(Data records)
═══

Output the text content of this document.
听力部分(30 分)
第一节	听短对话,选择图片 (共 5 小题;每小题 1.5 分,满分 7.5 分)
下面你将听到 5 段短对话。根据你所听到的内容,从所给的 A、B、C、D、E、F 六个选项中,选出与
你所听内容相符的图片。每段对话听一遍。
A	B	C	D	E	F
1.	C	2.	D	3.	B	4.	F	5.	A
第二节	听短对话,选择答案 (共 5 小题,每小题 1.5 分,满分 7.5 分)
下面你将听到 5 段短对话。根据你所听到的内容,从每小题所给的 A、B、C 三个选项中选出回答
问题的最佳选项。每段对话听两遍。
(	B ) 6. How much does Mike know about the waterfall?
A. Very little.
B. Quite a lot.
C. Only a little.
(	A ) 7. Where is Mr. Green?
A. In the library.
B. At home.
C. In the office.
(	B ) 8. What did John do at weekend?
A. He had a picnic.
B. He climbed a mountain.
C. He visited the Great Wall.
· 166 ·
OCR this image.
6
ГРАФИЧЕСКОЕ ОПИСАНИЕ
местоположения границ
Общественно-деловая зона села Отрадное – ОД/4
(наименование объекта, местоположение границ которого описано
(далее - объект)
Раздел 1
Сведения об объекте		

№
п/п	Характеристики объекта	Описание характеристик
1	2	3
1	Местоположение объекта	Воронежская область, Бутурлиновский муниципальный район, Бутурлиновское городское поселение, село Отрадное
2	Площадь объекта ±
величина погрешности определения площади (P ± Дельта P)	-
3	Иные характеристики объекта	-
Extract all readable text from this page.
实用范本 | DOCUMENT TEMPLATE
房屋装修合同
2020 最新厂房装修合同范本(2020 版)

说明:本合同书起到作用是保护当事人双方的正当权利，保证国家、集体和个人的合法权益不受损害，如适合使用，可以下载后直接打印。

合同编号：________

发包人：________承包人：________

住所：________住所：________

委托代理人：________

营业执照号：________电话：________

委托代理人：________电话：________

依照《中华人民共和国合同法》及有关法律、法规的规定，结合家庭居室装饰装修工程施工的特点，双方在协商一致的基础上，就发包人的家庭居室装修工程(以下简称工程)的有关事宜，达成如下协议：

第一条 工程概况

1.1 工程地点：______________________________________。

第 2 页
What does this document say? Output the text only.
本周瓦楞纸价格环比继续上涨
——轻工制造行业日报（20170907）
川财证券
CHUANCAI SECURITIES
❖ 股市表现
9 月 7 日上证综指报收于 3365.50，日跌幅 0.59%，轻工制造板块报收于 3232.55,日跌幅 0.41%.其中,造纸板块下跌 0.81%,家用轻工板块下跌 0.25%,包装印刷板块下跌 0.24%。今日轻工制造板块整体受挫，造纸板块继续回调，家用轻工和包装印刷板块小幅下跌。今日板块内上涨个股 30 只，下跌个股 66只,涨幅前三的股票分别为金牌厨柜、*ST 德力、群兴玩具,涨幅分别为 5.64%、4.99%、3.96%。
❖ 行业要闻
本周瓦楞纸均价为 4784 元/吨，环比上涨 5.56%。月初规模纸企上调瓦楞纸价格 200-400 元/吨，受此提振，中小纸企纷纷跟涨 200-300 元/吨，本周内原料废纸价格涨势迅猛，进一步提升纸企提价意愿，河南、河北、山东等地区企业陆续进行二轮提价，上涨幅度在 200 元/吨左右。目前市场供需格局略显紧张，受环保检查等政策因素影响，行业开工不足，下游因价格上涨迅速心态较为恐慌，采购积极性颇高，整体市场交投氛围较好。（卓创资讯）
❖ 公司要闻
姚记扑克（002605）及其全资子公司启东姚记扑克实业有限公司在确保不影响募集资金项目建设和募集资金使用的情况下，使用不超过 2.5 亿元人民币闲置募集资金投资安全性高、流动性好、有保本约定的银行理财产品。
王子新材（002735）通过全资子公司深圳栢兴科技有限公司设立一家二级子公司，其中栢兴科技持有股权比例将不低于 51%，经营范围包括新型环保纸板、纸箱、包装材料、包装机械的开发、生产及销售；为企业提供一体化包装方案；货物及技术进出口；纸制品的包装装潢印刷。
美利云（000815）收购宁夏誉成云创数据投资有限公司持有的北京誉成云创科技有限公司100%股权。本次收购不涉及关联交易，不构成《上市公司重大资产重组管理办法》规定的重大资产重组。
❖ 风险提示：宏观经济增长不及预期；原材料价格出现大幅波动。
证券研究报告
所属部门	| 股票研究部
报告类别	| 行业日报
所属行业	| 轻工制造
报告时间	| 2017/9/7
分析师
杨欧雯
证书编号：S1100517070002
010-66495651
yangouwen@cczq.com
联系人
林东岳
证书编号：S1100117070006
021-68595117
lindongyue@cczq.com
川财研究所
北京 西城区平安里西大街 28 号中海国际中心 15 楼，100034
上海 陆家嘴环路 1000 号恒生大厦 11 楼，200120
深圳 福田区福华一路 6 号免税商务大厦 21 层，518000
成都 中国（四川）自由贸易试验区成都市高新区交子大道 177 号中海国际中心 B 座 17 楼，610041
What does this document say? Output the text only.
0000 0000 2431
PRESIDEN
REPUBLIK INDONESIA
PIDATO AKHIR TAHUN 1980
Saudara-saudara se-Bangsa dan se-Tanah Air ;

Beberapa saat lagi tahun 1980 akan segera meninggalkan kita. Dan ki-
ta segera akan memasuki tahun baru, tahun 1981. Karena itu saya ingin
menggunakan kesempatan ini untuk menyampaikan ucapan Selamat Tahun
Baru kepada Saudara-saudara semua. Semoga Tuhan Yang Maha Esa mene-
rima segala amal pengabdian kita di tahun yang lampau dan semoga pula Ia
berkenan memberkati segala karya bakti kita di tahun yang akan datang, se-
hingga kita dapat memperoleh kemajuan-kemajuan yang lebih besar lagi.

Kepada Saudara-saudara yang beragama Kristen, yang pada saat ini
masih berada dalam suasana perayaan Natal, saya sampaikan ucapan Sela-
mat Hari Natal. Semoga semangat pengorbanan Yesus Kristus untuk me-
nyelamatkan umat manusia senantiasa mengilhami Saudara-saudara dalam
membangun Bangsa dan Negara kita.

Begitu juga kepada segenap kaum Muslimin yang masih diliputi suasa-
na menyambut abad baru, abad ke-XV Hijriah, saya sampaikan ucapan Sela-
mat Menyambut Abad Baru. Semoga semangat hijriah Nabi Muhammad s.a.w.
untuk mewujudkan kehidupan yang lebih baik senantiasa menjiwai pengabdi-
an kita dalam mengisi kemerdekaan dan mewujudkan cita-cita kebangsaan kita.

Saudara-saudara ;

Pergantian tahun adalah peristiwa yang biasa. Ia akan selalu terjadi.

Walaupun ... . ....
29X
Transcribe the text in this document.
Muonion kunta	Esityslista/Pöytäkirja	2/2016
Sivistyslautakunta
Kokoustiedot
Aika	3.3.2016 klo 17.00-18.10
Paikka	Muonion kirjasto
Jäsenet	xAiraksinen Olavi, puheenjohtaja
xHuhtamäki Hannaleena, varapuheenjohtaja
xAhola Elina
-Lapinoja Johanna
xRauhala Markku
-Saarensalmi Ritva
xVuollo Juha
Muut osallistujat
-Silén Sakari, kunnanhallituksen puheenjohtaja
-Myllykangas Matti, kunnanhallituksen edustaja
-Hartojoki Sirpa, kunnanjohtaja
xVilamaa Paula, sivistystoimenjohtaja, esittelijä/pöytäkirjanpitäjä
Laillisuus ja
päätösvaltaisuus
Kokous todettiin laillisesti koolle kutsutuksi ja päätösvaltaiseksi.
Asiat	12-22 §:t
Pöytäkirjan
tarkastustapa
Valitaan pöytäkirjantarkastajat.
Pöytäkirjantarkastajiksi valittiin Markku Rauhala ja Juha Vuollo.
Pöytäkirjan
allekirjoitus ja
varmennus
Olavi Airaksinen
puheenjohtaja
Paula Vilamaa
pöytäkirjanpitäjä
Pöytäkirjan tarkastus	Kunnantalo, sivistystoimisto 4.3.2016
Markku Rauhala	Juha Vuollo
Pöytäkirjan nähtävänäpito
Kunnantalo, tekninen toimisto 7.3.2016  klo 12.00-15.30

═══

§ **Task requirements**: How many lines of the listing above include the word "证书编号"? State the number and nothing else.

§ **Complete output**: 2